◆ Short task
Copy every line of the data that contains the string "文明交通行动计划".

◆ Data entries
....................

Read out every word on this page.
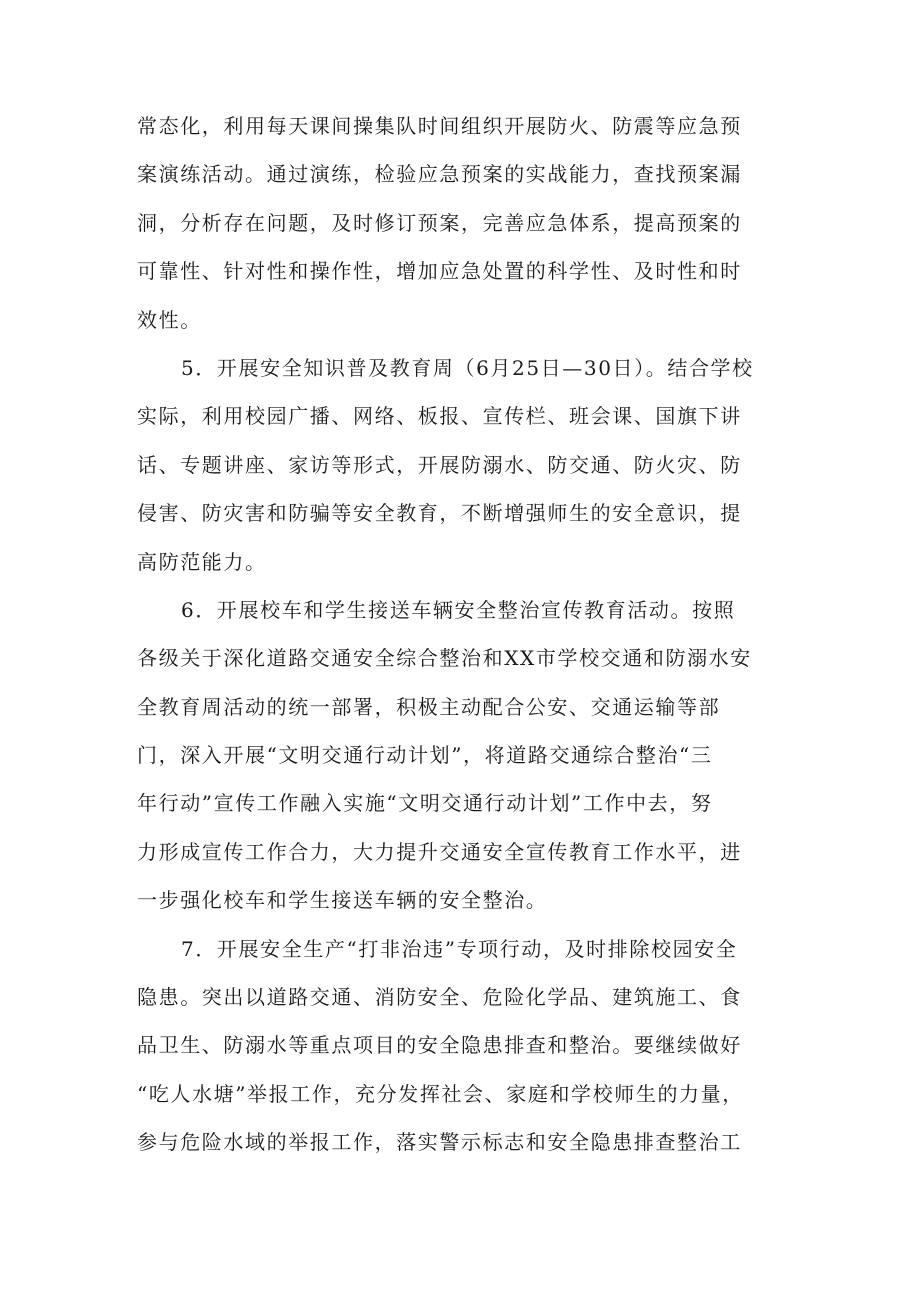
常态化，利用每天课间操集队时间组织开展防火、防震等应急预
案演练活动。通过演练，检验应急预案的实战能力，查找预案漏
洞，分析存在问题，及时修订预案，完善应急体系，提高预案的
可靠性、针对性和操作性，增加应急处置的科学性、及时性和时
效性。
5．开展安全知识普及教育周（6月25日—30日）。结合学校
实际，利用校园广播、网络、板报、宣传栏、班会课、国旗下讲
话、专题讲座、家访等形式，开展防溺水、防交通、防火灾、防
侵害、防灾害和防骗等安全教育，不断增强师生的安全意识，提
高防范能力。
6．开展校车和学生接送车辆安全整治宣传教育活动。按照
各级关于深化道路交通安全综合整治和XX市学校交通和防溺水安
全教育周活动的统一部署，积极主动配合公安、交通运输等部
门，深入开展“文明交通行动计划”，将道路交通综合整治“三
年行动”宣传工作融入实施“文明交通行动计划”工作中去，努
力形成宣传工作合力，大力提升交通安全宣传教育工作水平，进
一步强化校车和学生接送车辆的安全整治。
7．开展安全生产“打非治违”专项行动，及时排除校园安全
隐患。突出以道路交通、消防安全、危险化学品、建筑施工、食
品卫生、防溺水等重点项目的安全隐患排查和整治。要继续做好
“吃人水塘”举报工作，充分发挥社会、家庭和学校师生的力量，
参与危险水域的举报工作，落实警示标志和安全隐患排查整治工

....................

◆ Worked solution
门，深入开展“文明交通行动计划”，将道路交通综合整治“三
年行动”宣传工作融入实施“文明交通行动计划”工作中去，努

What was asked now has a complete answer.